>> start Passage shown
Mike was “totally infatuated with down-home Chinese restaurants” in his early years, and also loved cookbooks, which he used to take on Scout excursions. “I would read the recipes to the other Scouts in the van headed to camp and quiz them on which wine they should pair with each dish.”

For a spell, Mike gave up the wok and ventured into French-style cooking, as those ingredients were more readily available. “While I was in high school, I realized that I could charm girls with cooking and hilarity. If I could keep them laughing and feed them, I was a shoo-in every time,” he laughs.

Cooking and hilarity still define Mike’s approach, and his presence is as much a draw as his creations. At Like My Thai, nothing separates where the food is prepared from where it’s savored, so anyone can watch Mike’s wok wizardry in action. “I really like people,” Mike says, “and bringing the back of the house into the front of the house.”

He also loves the creative process of cooking. “The attraction is the flow, just like anything,” he explains. “That’s the part of cooking that’s the big payoff.”

Mike isn’t formally trained as a chef. But he’s worked at, managed or owned everything from fine dining to tavern to pizza shop—to selling gussied-up bagels out of a VW van at Grateful Dead shows.
>> end Passage shown
| Objective 1 |
In the passage about Mike, reproduce the text from "Mike isn’t formally" up to and including "Grateful Dead shows.", replacing "pizza shop" with "taco stand".
| Objective 2 |
Answer these from the passage about Mike:
(a) What did Mike take along on Scout excursions?
(b) Why did he venture into French-style cooking for a spell?
(c) Where did he sell gussied-up bagels?
>> start Data entries
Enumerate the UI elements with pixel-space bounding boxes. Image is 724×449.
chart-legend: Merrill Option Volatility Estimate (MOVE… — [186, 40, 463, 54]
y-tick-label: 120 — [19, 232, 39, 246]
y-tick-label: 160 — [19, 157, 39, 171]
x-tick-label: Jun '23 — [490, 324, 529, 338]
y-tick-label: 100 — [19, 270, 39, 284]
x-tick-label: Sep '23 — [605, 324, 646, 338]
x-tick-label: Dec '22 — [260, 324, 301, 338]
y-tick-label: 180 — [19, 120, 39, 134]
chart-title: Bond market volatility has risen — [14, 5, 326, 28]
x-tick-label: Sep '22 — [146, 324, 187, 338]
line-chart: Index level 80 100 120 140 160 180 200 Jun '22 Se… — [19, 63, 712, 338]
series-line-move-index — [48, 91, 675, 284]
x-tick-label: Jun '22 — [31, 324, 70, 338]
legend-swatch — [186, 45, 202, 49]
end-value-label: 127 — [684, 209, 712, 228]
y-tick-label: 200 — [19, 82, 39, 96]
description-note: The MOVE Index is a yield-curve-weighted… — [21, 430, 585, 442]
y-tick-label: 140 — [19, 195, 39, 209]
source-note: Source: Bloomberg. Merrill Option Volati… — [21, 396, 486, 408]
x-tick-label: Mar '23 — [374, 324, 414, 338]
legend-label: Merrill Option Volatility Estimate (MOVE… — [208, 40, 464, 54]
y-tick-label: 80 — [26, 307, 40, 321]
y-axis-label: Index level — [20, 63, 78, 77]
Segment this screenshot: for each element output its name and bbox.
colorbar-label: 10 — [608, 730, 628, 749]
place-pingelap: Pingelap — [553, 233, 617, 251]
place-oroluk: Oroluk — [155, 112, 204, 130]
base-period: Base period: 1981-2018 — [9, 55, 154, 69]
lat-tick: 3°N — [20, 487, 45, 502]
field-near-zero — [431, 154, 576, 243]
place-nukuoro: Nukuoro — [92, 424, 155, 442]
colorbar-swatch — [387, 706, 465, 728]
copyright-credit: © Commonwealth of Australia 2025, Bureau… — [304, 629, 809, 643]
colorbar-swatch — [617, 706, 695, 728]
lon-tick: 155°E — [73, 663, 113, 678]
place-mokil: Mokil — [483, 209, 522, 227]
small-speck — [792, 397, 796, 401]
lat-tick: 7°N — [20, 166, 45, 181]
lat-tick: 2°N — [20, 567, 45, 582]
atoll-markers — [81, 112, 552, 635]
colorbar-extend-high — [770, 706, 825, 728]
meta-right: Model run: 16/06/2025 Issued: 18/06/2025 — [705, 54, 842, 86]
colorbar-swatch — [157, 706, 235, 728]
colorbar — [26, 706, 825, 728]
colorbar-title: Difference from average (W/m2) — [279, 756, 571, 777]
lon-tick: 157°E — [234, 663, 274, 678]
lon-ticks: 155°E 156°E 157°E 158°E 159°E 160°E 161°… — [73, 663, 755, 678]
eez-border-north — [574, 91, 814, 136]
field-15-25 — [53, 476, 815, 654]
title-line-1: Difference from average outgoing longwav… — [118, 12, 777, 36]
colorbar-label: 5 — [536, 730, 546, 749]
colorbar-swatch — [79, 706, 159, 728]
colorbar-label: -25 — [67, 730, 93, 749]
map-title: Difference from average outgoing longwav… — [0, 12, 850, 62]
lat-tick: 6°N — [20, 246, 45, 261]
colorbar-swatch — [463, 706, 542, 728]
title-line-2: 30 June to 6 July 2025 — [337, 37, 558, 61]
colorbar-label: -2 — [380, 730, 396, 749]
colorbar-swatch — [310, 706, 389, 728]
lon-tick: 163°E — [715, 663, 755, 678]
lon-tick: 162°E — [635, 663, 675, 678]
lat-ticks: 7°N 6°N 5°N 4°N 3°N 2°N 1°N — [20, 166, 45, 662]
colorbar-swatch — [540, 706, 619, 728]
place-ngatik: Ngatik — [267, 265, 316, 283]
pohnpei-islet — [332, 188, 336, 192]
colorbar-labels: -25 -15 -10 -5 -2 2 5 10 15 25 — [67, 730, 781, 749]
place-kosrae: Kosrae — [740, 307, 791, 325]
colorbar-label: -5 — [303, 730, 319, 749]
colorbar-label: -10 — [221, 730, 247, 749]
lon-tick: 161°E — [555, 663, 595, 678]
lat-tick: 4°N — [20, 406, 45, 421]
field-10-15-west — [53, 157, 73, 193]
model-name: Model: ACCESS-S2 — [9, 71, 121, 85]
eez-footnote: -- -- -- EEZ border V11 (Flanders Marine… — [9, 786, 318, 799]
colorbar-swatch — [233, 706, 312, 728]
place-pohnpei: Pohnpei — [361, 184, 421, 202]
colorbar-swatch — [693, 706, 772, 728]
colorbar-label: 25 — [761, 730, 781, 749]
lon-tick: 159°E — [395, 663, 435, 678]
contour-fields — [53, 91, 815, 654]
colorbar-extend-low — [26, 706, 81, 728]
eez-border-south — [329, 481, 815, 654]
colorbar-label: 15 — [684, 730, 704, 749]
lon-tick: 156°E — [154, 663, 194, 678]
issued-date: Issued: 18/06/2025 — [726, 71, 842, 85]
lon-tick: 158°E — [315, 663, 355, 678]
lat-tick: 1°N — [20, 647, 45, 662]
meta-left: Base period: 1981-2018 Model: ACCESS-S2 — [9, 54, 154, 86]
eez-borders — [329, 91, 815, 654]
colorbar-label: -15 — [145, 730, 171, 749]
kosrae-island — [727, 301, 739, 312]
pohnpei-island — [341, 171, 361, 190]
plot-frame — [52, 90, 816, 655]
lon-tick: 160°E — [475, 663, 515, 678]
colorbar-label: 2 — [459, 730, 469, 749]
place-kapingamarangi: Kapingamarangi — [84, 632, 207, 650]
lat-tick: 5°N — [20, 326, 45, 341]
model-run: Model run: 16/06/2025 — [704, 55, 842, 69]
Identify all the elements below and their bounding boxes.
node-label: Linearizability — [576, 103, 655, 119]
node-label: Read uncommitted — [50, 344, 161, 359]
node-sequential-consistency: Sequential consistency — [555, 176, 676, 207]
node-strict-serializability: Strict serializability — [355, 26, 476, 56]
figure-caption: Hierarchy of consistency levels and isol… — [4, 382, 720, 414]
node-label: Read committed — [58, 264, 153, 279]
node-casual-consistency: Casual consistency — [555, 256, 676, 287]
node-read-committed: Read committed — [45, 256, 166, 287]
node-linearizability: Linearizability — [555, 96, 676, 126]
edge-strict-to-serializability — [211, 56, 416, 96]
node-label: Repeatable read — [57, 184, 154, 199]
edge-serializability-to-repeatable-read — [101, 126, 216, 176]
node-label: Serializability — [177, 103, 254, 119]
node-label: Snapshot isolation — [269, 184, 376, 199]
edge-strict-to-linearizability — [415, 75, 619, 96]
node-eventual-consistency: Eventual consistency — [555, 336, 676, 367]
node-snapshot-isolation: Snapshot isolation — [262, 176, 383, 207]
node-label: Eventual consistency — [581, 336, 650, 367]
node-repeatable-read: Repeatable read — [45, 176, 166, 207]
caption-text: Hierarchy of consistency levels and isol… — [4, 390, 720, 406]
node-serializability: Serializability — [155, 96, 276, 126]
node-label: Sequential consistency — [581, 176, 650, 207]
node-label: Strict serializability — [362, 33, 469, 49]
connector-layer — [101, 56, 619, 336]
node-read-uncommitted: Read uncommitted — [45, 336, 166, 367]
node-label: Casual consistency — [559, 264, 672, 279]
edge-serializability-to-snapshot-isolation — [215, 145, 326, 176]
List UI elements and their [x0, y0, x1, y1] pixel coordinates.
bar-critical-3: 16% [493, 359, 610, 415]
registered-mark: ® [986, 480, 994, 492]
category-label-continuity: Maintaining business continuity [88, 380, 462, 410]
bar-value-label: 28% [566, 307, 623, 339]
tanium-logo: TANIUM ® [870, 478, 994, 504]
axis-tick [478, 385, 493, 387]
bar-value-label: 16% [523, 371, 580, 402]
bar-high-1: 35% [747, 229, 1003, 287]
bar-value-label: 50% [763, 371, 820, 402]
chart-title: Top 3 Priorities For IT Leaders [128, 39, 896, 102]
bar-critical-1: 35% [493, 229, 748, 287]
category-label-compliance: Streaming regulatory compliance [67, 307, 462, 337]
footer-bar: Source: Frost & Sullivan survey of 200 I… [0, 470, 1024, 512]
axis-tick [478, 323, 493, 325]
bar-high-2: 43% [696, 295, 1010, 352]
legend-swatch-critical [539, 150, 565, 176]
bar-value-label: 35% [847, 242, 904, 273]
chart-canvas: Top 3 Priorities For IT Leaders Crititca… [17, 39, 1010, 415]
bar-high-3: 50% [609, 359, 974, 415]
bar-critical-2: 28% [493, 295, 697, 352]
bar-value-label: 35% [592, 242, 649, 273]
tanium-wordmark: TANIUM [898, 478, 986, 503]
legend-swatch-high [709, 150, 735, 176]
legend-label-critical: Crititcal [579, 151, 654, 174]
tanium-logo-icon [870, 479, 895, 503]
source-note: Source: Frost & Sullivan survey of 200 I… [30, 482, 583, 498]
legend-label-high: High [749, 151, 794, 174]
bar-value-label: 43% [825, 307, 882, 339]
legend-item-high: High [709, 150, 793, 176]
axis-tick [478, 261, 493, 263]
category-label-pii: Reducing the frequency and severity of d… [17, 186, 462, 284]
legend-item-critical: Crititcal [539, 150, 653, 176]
>> end Data entries
| Complete output 1 |
Mike isn’t formally trained as a chef. But he’s worked at, managed or owned everything from fine dining to tavern to taco stand—to selling gussied-up bagels out of a VW van at Grateful Dead shows.

| Complete output 2 |
(a) Cookbooks.
(b) Its ingredients were more readily available.
(c) Out of a VW van at Grateful Dead shows.